__Task brief__
Return the whole listing, keeping every character the same.

· · ·

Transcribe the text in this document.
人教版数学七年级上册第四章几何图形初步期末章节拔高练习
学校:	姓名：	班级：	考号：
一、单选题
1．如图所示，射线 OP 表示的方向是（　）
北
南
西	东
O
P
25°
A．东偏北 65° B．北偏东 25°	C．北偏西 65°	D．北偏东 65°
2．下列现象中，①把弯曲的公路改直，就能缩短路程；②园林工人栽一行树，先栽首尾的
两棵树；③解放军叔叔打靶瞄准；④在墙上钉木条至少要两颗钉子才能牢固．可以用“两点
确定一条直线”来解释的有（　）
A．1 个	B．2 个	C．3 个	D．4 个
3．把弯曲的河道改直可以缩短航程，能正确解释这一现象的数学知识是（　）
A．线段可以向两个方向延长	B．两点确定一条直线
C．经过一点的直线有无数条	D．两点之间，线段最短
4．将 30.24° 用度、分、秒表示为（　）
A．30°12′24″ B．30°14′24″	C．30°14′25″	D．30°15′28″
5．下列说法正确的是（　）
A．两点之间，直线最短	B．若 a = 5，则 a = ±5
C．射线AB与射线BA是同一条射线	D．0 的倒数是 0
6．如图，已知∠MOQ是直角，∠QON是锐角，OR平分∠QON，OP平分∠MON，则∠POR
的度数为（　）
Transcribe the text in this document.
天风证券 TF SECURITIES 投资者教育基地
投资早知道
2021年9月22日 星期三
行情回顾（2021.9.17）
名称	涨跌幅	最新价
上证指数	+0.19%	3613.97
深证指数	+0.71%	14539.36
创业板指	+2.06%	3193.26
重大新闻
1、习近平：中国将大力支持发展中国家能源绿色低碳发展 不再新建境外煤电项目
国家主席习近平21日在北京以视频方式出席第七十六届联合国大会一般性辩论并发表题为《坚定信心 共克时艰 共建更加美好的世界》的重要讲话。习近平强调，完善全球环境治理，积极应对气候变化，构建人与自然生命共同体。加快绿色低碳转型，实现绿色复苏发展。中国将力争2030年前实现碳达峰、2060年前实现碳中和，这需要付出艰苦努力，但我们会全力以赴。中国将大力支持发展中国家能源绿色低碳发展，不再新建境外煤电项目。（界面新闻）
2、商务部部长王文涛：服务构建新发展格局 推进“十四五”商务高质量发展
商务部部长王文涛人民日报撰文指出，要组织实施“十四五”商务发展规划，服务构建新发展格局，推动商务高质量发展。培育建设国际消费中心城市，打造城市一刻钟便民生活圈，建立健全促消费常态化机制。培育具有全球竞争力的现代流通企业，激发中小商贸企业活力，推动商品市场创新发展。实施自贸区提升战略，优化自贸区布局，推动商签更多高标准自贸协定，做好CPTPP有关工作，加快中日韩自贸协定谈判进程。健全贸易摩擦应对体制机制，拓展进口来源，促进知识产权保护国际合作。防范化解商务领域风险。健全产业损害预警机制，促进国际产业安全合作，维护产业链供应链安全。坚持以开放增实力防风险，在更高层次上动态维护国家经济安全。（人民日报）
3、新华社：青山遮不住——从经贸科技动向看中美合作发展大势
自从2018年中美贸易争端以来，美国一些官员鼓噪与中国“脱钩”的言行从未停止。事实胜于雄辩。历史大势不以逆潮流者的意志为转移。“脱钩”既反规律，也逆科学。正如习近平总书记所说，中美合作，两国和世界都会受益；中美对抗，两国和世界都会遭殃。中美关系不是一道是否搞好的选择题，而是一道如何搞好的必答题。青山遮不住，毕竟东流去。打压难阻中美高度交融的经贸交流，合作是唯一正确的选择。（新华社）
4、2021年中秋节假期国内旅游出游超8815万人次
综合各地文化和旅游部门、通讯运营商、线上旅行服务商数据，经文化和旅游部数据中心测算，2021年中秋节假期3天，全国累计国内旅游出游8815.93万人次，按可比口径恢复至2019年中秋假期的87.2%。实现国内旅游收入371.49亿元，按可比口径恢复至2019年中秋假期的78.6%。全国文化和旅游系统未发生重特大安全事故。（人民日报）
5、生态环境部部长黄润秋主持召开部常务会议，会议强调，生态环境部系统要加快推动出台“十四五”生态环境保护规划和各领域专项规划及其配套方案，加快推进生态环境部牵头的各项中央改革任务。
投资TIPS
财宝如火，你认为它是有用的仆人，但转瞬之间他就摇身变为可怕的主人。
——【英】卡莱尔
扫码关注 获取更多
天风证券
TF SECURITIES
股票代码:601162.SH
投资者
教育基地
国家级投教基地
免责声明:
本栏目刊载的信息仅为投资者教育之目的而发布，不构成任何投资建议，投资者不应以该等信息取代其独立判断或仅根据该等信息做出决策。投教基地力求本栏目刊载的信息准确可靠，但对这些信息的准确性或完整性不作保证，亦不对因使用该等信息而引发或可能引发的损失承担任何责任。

· · ·

__Task response__
Transcribe the text in this document.
人教版数学七年级上册第四章几何图形初步期末章节拔高练习
学校:	姓名：	班级：	考号：
一、单选题
1．如图所示，射线 OP 表示的方向是（　）
北
南
西	东
O
P
25°
A．东偏北 65° B．北偏东 25°	C．北偏西 65°	D．北偏东 65°
2．下列现象中，①把弯曲的公路改直，就能缩短路程；②园林工人栽一行树，先栽首尾的
两棵树；③解放军叔叔打靶瞄准；④在墙上钉木条至少要两颗钉子才能牢固．可以用“两点
确定一条直线”来解释的有（　）
A．1 个	B．2 个	C．3 个	D．4 个
3．把弯曲的河道改直可以缩短航程，能正确解释这一现象的数学知识是（　）
A．线段可以向两个方向延长	B．两点确定一条直线
C．经过一点的直线有无数条	D．两点之间，线段最短
4．将 30.24° 用度、分、秒表示为（　）
A．30°12′24″ B．30°14′24″	C．30°14′25″	D．30°15′28″
5．下列说法正确的是（　）
A．两点之间，直线最短	B．若 a = 5，则 a = ±5
C．射线AB与射线BA是同一条射线	D．0 的倒数是 0
6．如图，已知∠MOQ是直角，∠QON是锐角，OR平分∠QON，OP平分∠MON，则∠POR
的度数为（　）
Transcribe the text in this document.
天风证券 TF SECURITIES 投资者教育基地
投资早知道
2021年9月22日 星期三
行情回顾（2021.9.17）
名称	涨跌幅	最新价
上证指数	+0.19%	3613.97
深证指数	+0.71%	14539.36
创业板指	+2.06%	3193.26
重大新闻
1、习近平：中国将大力支持发展中国家能源绿色低碳发展 不再新建境外煤电项目
国家主席习近平21日在北京以视频方式出席第七十六届联合国大会一般性辩论并发表题为《坚定信心 共克时艰 共建更加美好的世界》的重要讲话。习近平强调，完善全球环境治理，积极应对气候变化，构建人与自然生命共同体。加快绿色低碳转型，实现绿色复苏发展。中国将力争2030年前实现碳达峰、2060年前实现碳中和，这需要付出艰苦努力，但我们会全力以赴。中国将大力支持发展中国家能源绿色低碳发展，不再新建境外煤电项目。（界面新闻）
2、商务部部长王文涛：服务构建新发展格局 推进“十四五”商务高质量发展
商务部部长王文涛人民日报撰文指出，要组织实施“十四五”商务发展规划，服务构建新发展格局，推动商务高质量发展。培育建设国际消费中心城市，打造城市一刻钟便民生活圈，建立健全促消费常态化机制。培育具有全球竞争力的现代流通企业，激发中小商贸企业活力，推动商品市场创新发展。实施自贸区提升战略，优化自贸区布局，推动商签更多高标准自贸协定，做好CPTPP有关工作，加快中日韩自贸协定谈判进程。健全贸易摩擦应对体制机制，拓展进口来源，促进知识产权保护国际合作。防范化解商务领域风险。健全产业损害预警机制，促进国际产业安全合作，维护产业链供应链安全。坚持以开放增实力防风险，在更高层次上动态维护国家经济安全。（人民日报）
3、新华社：青山遮不住——从经贸科技动向看中美合作发展大势
自从2018年中美贸易争端以来，美国一些官员鼓噪与中国“脱钩”的言行从未停止。事实胜于雄辩。历史大势不以逆潮流者的意志为转移。“脱钩”既反规律，也逆科学。正如习近平总书记所说，中美合作，两国和世界都会受益；中美对抗，两国和世界都会遭殃。中美关系不是一道是否搞好的选择题，而是一道如何搞好的必答题。青山遮不住，毕竟东流去。打压难阻中美高度交融的经贸交流，合作是唯一正确的选择。（新华社）
4、2021年中秋节假期国内旅游出游超8815万人次
综合各地文化和旅游部门、通讯运营商、线上旅行服务商数据，经文化和旅游部数据中心测算，2021年中秋节假期3天，全国累计国内旅游出游8815.93万人次，按可比口径恢复至2019年中秋假期的87.2%。实现国内旅游收入371.49亿元，按可比口径恢复至2019年中秋假期的78.6%。全国文化和旅游系统未发生重特大安全事故。（人民日报）
5、生态环境部部长黄润秋主持召开部常务会议，会议强调，生态环境部系统要加快推动出台“十四五”生态环境保护规划和各领域专项规划及其配套方案，加快推进生态环境部牵头的各项中央改革任务。
投资TIPS
财宝如火，你认为它是有用的仆人，但转瞬之间他就摇身变为可怕的主人。
——【英】卡莱尔
扫码关注 获取更多
天风证券
TF SECURITIES
股票代码:601162.SH
投资者
教育基地
国家级投教基地
免责声明:
本栏目刊载的信息仅为投资者教育之目的而发布，不构成任何投资建议，投资者不应以该等信息取代其独立判断或仅根据该等信息做出决策。投教基地力求本栏目刊载的信息准确可靠，但对这些信息的准确性或完整性不作保证，亦不对因使用该等信息而引发或可能引发的损失承担任何责任。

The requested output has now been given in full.